Show every line below where "Dhiab" can be found.

[Dataset items]
-=-=-=-=-

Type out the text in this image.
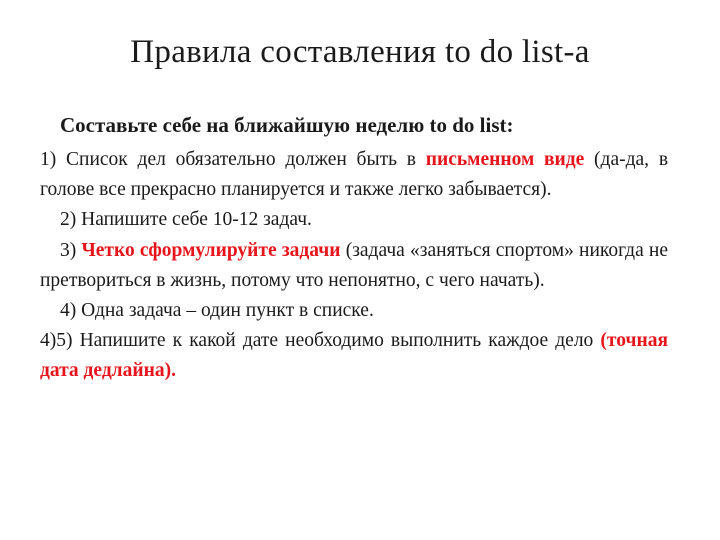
Правила составления to do list-а
Составьте себе на ближайшую неделю to do list:

1) Список дел обязательно должен быть в письменном виде (да-да, в голове все прекрасно планируется и также легко забывается).

2) Напишите себе 10-12 задач.

3) Четко сформулируйте задачи (задача «заняться спортом» никогда не претвориться в жизнь, потому что непонятно, с чего начать).

4) Одна задача – один пункт в списке.

4)5) Напишите к какой дате необходимо выполнить каждое дело (точная дата дедлайна).
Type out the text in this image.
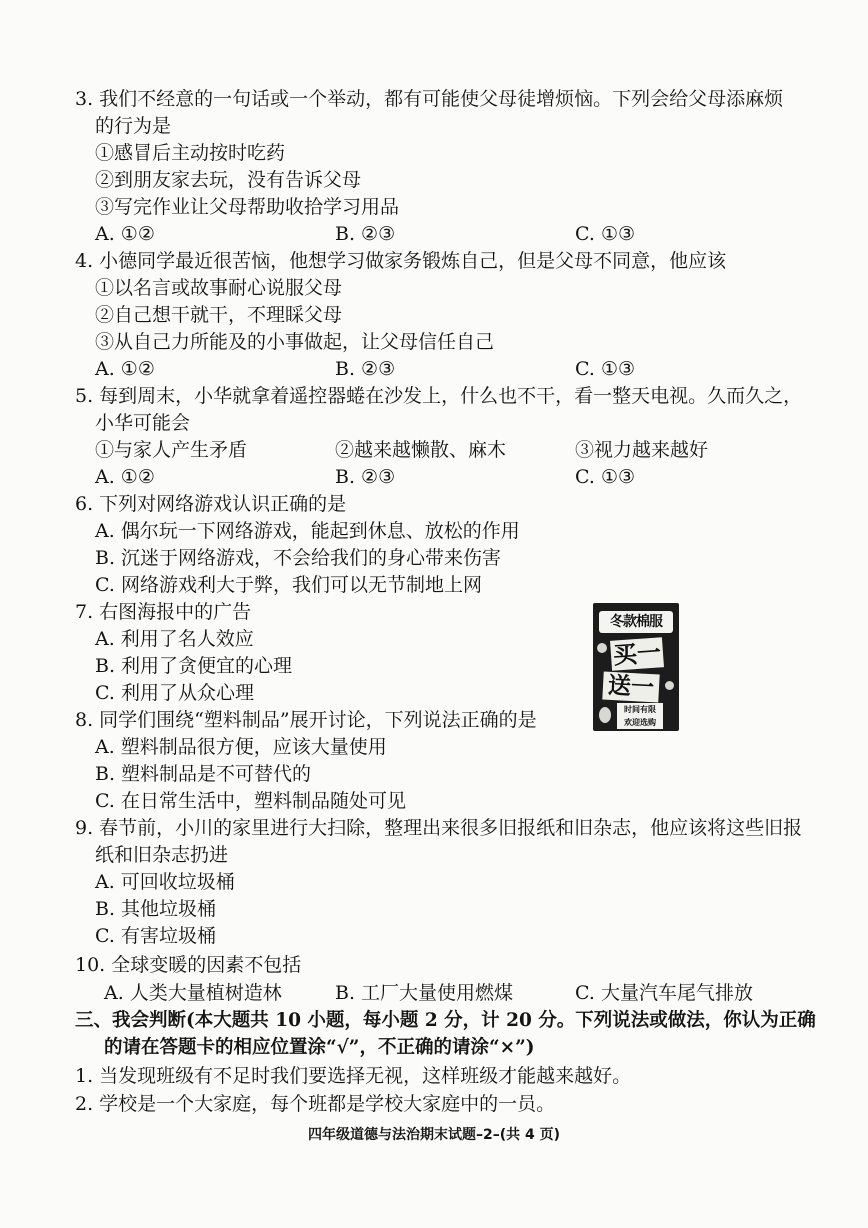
3. 我们不经意的一句话或一个举动，都有可能使父母徒增烦恼。下列会给父母添麻烦
的行为是
①感冒后主动按时吃药
②到朋友家去玩，没有告诉父母
③写完作业让父母帮助收拾学习用品
A. ①②	B. ②③	C. ①③
4. 小德同学最近很苦恼，他想学习做家务锻炼自己，但是父母不同意，他应该
①以名言或故事耐心说服父母
②自己想干就干，不理睬父母
③从自己力所能及的小事做起，让父母信任自己
A. ①②	B. ②③	C. ①③
5. 每到周末，小华就拿着遥控器蜷在沙发上，什么也不干，看一整天电视。久而久之，
小华可能会
①与家人产生矛盾	②越来越懒散、麻木	③视力越来越好
A. ①②	B. ②③	C. ①③
6. 下列对网络游戏认识正确的是
A. 偶尔玩一下网络游戏，能起到休息、放松的作用
B. 沉迷于网络游戏，不会给我们的身心带来伤害
C. 网络游戏利大于弊，我们可以无节制地上网
7. 右图海报中的广告
A. 利用了名人效应
B. 利用了贪便宜的心理
C. 利用了从众心理
冬款棉服
买一
送一
时间有限
欢迎选购
8. 同学们围绕“塑料制品”展开讨论，下列说法正确的是
A. 塑料制品很方便，应该大量使用
B. 塑料制品是不可替代的
C. 在日常生活中，塑料制品随处可见
9. 春节前，小川的家里进行大扫除，整理出来很多旧报纸和旧杂志，他应该将这些旧报
纸和旧杂志扔进
A. 可回收垃圾桶
B. 其他垃圾桶
C. 有害垃圾桶
10. 全球变暖的因素不包括
A. 人类大量植树造林	B. 工厂大量使用燃煤	C. 大量汽车尾气排放
三、我会判断(本大题共 10 小题，每小题 2 分，计 20 分。下列说法或做法，你认为正确
的请在答题卡的相应位置涂“√”，不正确的请涂“×”)
1. 当发现班级有不足时我们要选择无视，这样班级才能越来越好。
2. 学校是一个大家庭，每个班都是学校大家庭中的一员。
四年级道德与法治期末试题–2–(共 4 页)
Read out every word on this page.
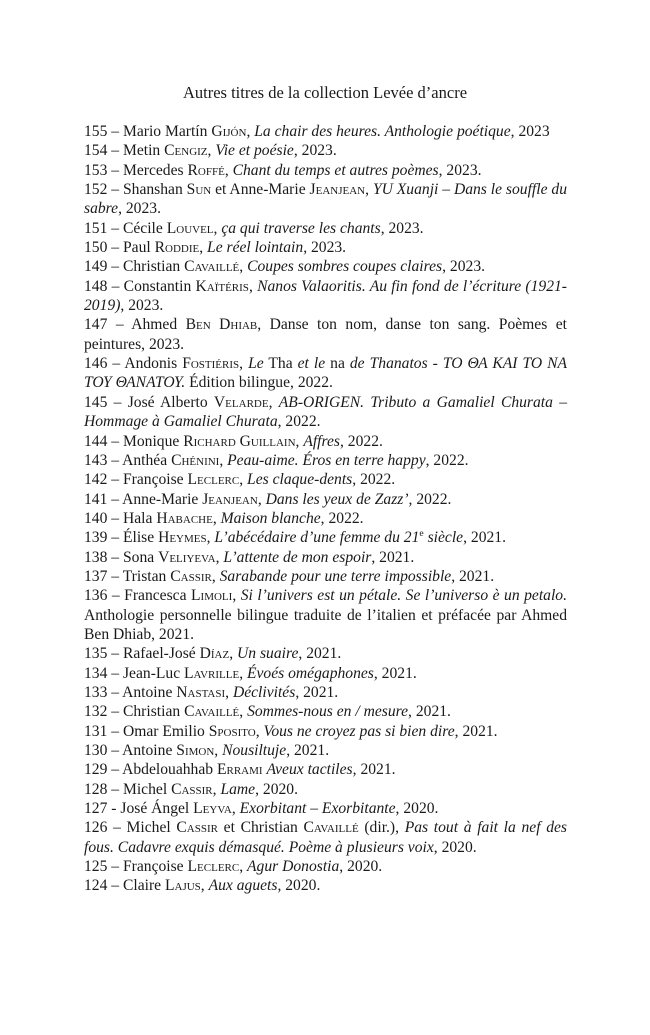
Autres titres de la collection Levée d’ancre
155 – Mario Martín Gijón, La chair des heures. Anthologie poétique, 2023
154 – Metin Cengiz, Vie et poésie, 2023.
153 – Mercedes Roffé, Chant du temps et autres poèmes, 2023.
152 – Shanshan Sun et Anne-Marie Jeanjean, YU Xuanji – Dans le souffle du sabre, 2023.
151 – Cécile Louvel, ça qui traverse les chants, 2023.
150 – Paul Roddie, Le réel lointain, 2023.
149 – Christian Cavaillé, Coupes sombres coupes claires, 2023.
148 – Constantin Kaïtéris, Nanos Valaoritis. Au fin fond de l’écriture (1921-2019), 2023.
147 – Ahmed Ben Dhiab, Danse ton nom, danse ton sang. Poèmes et peintures, 2023.
146 – Andonis Fostiéris, Le Tha et le na de Thanatos - ΤΟ ΘΑ ΚΑΙ ΤΟ ΝΑ ΤΟΥ ΘΑΝΑΤΟΥ. Édition bilingue, 2022.
145 – José Alberto Velarde, AB-ORIGEN. Tributo a Gamaliel Churata – Hommage à Gamaliel Churata, 2022.
144 – Monique Richard Guillain, Affres, 2022.
143 – Anthéa Chénini, Peau-aime. Éros en terre happy, 2022.
142 – Françoise Leclerc, Les claque-dents, 2022.
141 – Anne-Marie Jeanjean, Dans les yeux de Zazz’, 2022.
140 – Hala Habache, Maison blanche, 2022.
139 – Élise Heymes, L’abécédaire d’une femme du 21e siècle, 2021.
138 – Sona Veliyeva, L’attente de mon espoir, 2021.
137 – Tristan Cassir, Sarabande pour une terre impossible, 2021.
136 – Francesca Limoli, Si l’univers est un pétale. Se l’universo è un petalo. Anthologie personnelle bilingue traduite de l’italien et préfacée par Ahmed Ben Dhiab, 2021.
135 – Rafael-José Díaz, Un suaire, 2021.
134 – Jean-Luc Lavrille, Évoés omégaphones, 2021.
133 – Antoine Nastasi, Déclivités, 2021.
132 – Christian Cavaillé, Sommes-nous en / mesure, 2021.
131 – Omar Emilio Sposito, Vous ne croyez pas si bien dire, 2021.
130 – Antoine Simon, Nousiltuje, 2021.
129 – Abdelouahhab Errami Aveux tactiles, 2021.
128 – Michel Cassir, Lame, 2020.
127 - José Ángel Leyva, Exorbitant – Exorbitante, 2020.
126 – Michel Cassir et Christian Cavaillé (dir.), Pas tout à fait la nef des fous. Cadavre exquis démasqué. Poème à plusieurs voix, 2020.
125 – Françoise Leclerc, Agur Donostia, 2020.
124 – Claire Lajus, Aux aguets, 2020.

-=-=-=-=-

* **Task result**:
147 – Ahmed Ben Dhiab, Danse ton nom, danse ton sang. Poèmes et peintures, 2023.
136 – Francesca Limoli, Si l’univers est un pétale. Se l’universo è un petalo. Anthologie personnelle bilingue traduite de l’italien et préfacée par Ahmed Ben Dhiab, 2021.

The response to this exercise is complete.